— Begin Dataset rows —

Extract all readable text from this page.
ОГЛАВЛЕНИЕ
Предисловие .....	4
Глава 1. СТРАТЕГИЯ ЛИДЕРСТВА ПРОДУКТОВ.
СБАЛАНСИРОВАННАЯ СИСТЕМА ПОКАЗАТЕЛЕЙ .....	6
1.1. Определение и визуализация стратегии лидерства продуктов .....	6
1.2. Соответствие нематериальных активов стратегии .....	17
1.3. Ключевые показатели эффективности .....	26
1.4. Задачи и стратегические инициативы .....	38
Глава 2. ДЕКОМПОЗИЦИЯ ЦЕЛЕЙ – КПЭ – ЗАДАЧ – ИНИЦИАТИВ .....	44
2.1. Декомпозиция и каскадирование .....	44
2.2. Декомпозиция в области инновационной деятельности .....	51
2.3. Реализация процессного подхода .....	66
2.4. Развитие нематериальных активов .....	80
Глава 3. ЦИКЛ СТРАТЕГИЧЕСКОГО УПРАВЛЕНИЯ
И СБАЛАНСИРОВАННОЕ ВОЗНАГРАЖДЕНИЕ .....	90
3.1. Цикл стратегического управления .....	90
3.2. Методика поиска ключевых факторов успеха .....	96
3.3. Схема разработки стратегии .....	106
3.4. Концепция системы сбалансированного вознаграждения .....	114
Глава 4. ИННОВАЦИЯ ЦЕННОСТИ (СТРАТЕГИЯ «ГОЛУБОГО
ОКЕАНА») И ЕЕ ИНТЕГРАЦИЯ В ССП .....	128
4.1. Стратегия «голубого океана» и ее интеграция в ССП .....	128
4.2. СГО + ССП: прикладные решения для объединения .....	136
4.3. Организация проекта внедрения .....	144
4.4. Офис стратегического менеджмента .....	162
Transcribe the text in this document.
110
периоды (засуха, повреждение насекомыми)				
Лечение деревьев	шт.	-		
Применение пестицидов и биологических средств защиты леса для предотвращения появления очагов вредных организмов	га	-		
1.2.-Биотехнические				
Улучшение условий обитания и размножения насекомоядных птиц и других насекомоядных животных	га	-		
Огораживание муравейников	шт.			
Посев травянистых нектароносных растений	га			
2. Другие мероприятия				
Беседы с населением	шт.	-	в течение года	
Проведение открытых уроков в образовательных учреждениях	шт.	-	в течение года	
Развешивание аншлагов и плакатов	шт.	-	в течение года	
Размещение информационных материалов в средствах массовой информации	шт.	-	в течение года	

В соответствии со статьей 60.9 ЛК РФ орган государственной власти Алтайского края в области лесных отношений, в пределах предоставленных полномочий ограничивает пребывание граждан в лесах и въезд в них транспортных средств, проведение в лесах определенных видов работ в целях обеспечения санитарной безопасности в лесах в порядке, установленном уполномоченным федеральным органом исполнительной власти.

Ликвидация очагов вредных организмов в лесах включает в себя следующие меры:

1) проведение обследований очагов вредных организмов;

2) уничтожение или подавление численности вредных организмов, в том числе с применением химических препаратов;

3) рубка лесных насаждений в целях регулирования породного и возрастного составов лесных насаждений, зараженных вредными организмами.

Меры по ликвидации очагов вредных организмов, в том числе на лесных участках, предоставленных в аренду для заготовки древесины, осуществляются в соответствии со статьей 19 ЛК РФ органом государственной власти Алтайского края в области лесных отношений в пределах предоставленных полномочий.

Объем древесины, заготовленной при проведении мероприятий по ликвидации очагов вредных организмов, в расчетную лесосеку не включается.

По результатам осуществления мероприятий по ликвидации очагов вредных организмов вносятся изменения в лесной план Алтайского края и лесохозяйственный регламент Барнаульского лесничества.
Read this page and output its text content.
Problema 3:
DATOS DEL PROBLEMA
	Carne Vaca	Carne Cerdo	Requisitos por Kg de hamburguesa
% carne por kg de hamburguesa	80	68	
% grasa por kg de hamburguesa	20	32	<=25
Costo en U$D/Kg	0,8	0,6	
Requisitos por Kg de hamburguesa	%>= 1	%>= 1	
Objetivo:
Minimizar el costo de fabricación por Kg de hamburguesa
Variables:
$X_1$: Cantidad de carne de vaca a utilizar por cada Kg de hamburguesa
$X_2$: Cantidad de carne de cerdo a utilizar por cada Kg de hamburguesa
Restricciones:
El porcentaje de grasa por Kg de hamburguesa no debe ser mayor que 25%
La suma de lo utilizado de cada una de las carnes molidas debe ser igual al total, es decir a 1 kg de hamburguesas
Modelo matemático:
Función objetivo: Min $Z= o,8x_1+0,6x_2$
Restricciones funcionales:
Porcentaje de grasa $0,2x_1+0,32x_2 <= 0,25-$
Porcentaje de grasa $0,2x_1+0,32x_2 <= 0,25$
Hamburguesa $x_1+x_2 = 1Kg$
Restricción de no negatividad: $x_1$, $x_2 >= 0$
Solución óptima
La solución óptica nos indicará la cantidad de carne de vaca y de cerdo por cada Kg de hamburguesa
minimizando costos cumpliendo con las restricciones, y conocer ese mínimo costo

— End Dataset rows —

Extract all the entries word for word.

Extract all readable text from this page.
ОГЛАВЛЕНИЕ
Предисловие .....	4
Глава 1. СТРАТЕГИЯ ЛИДЕРСТВА ПРОДУКТОВ.
СБАЛАНСИРОВАННАЯ СИСТЕМА ПОКАЗАТЕЛЕЙ .....	6
1.1. Определение и визуализация стратегии лидерства продуктов .....	6
1.2. Соответствие нематериальных активов стратегии .....	17
1.3. Ключевые показатели эффективности .....	26
1.4. Задачи и стратегические инициативы .....	38
Глава 2. ДЕКОМПОЗИЦИЯ ЦЕЛЕЙ – КПЭ – ЗАДАЧ – ИНИЦИАТИВ .....	44
2.1. Декомпозиция и каскадирование .....	44
2.2. Декомпозиция в области инновационной деятельности .....	51
2.3. Реализация процессного подхода .....	66
2.4. Развитие нематериальных активов .....	80
Глава 3. ЦИКЛ СТРАТЕГИЧЕСКОГО УПРАВЛЕНИЯ
И СБАЛАНСИРОВАННОЕ ВОЗНАГРАЖДЕНИЕ .....	90
3.1. Цикл стратегического управления .....	90
3.2. Методика поиска ключевых факторов успеха .....	96
3.3. Схема разработки стратегии .....	106
3.4. Концепция системы сбалансированного вознаграждения .....	114
Глава 4. ИННОВАЦИЯ ЦЕННОСТИ (СТРАТЕГИЯ «ГОЛУБОГО
ОКЕАНА») И ЕЕ ИНТЕГРАЦИЯ В ССП .....	128
4.1. Стратегия «голубого океана» и ее интеграция в ССП .....	128
4.2. СГО + ССП: прикладные решения для объединения .....	136
4.3. Организация проекта внедрения .....	144
4.4. Офис стратегического менеджмента .....	162
Transcribe the text in this document.
110
периоды (засуха, повреждение насекомыми)				
Лечение деревьев	шт.	-		
Применение пестицидов и биологических средств защиты леса для предотвращения появления очагов вредных организмов	га	-		
1.2.-Биотехнические				
Улучшение условий обитания и размножения насекомоядных птиц и других насекомоядных животных	га	-		
Огораживание муравейников	шт.			
Посев травянистых нектароносных растений	га			
2. Другие мероприятия				
Беседы с населением	шт.	-	в течение года	
Проведение открытых уроков в образовательных учреждениях	шт.	-	в течение года	
Развешивание аншлагов и плакатов	шт.	-	в течение года	
Размещение информационных материалов в средствах массовой информации	шт.	-	в течение года	

В соответствии со статьей 60.9 ЛК РФ орган государственной власти Алтайского края в области лесных отношений, в пределах предоставленных полномочий ограничивает пребывание граждан в лесах и въезд в них транспортных средств, проведение в лесах определенных видов работ в целях обеспечения санитарной безопасности в лесах в порядке, установленном уполномоченным федеральным органом исполнительной власти.

Ликвидация очагов вредных организмов в лесах включает в себя следующие меры:

1) проведение обследований очагов вредных организмов;

2) уничтожение или подавление численности вредных организмов, в том числе с применением химических препаратов;

3) рубка лесных насаждений в целях регулирования породного и возрастного составов лесных насаждений, зараженных вредными организмами.

Меры по ликвидации очагов вредных организмов, в том числе на лесных участках, предоставленных в аренду для заготовки древесины, осуществляются в соответствии со статьей 19 ЛК РФ органом государственной власти Алтайского края в области лесных отношений в пределах предоставленных полномочий.

Объем древесины, заготовленной при проведении мероприятий по ликвидации очагов вредных организмов, в расчетную лесосеку не включается.

По результатам осуществления мероприятий по ликвидации очагов вредных организмов вносятся изменения в лесной план Алтайского края и лесохозяйственный регламент Барнаульского лесничества.
Read this page and output its text content.
Problema 3:
DATOS DEL PROBLEMA
	Carne Vaca	Carne Cerdo	Requisitos por Kg de hamburguesa
% carne por kg de hamburguesa	80	68	
% grasa por kg de hamburguesa	20	32	<=25
Costo en U$D/Kg	0,8	0,6	
Requisitos por Kg de hamburguesa	%>= 1	%>= 1	
Objetivo:
Minimizar el costo de fabricación por Kg de hamburguesa
Variables:
$X_1$: Cantidad de carne de vaca a utilizar por cada Kg de hamburguesa
$X_2$: Cantidad de carne de cerdo a utilizar por cada Kg de hamburguesa
Restricciones:
El porcentaje de grasa por Kg de hamburguesa no debe ser mayor que 25%
La suma de lo utilizado de cada una de las carnes molidas debe ser igual al total, es decir a 1 kg de hamburguesas
Modelo matemático:
Función objetivo: Min $Z= o,8x_1+0,6x_2$
Restricciones funcionales:
Porcentaje de grasa $0,2x_1+0,32x_2 <= 0,25-$
Porcentaje de grasa $0,2x_1+0,32x_2 <= 0,25$
Hamburguesa $x_1+x_2 = 1Kg$
Restricción de no negatividad: $x_1$, $x_2 >= 0$
Solución óptima
La solución óptica nos indicará la cantidad de carne de vaca y de cerdo por cada Kg de hamburguesa
minimizando costos cumpliendo con las restricciones, y conocer ese mínimo costo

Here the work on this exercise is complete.